CHALLENGE – Your task is to copy the material exactly.

SUPPLIED MATERIAL –
————————

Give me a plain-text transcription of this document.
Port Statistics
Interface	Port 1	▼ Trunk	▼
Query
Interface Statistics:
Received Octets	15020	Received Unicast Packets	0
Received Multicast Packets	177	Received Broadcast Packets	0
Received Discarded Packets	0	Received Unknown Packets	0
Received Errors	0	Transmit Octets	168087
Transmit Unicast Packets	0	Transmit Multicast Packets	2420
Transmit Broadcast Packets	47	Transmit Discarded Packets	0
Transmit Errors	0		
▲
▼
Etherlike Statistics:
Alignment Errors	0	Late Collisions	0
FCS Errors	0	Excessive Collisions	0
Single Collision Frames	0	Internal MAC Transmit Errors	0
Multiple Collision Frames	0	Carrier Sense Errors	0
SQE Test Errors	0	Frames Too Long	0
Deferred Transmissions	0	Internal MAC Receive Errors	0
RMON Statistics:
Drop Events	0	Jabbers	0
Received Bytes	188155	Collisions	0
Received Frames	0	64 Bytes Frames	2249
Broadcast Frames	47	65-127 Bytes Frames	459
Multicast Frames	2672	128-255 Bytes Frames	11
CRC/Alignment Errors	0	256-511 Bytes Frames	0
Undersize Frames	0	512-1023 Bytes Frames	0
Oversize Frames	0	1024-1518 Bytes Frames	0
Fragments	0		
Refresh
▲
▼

————————

ANSWER TO THE PROBLEM –
Give me a plain-text transcription of this document.
Port Statistics
Interface	Port 1	▼ Trunk	▼
Query
Interface Statistics:
Received Octets	15020	Received Unicast Packets	0
Received Multicast Packets	177	Received Broadcast Packets	0
Received Discarded Packets	0	Received Unknown Packets	0
Received Errors	0	Transmit Octets	168087
Transmit Unicast Packets	0	Transmit Multicast Packets	2420
Transmit Broadcast Packets	47	Transmit Discarded Packets	0
Transmit Errors	0		
▲
▼
Etherlike Statistics:
Alignment Errors	0	Late Collisions	0
FCS Errors	0	Excessive Collisions	0
Single Collision Frames	0	Internal MAC Transmit Errors	0
Multiple Collision Frames	0	Carrier Sense Errors	0
SQE Test Errors	0	Frames Too Long	0
Deferred Transmissions	0	Internal MAC Receive Errors	0
RMON Statistics:
Drop Events	0	Jabbers	0
Received Bytes	188155	Collisions	0
Received Frames	0	64 Bytes Frames	2249
Broadcast Frames	47	65-127 Bytes Frames	459
Multicast Frames	2672	128-255 Bytes Frames	11
CRC/Alignment Errors	0	256-511 Bytes Frames	0
Undersize Frames	0	512-1023 Bytes Frames	0
Oversize Frames	0	1024-1518 Bytes Frames	0
Fragments	0		
Refresh
▲
▼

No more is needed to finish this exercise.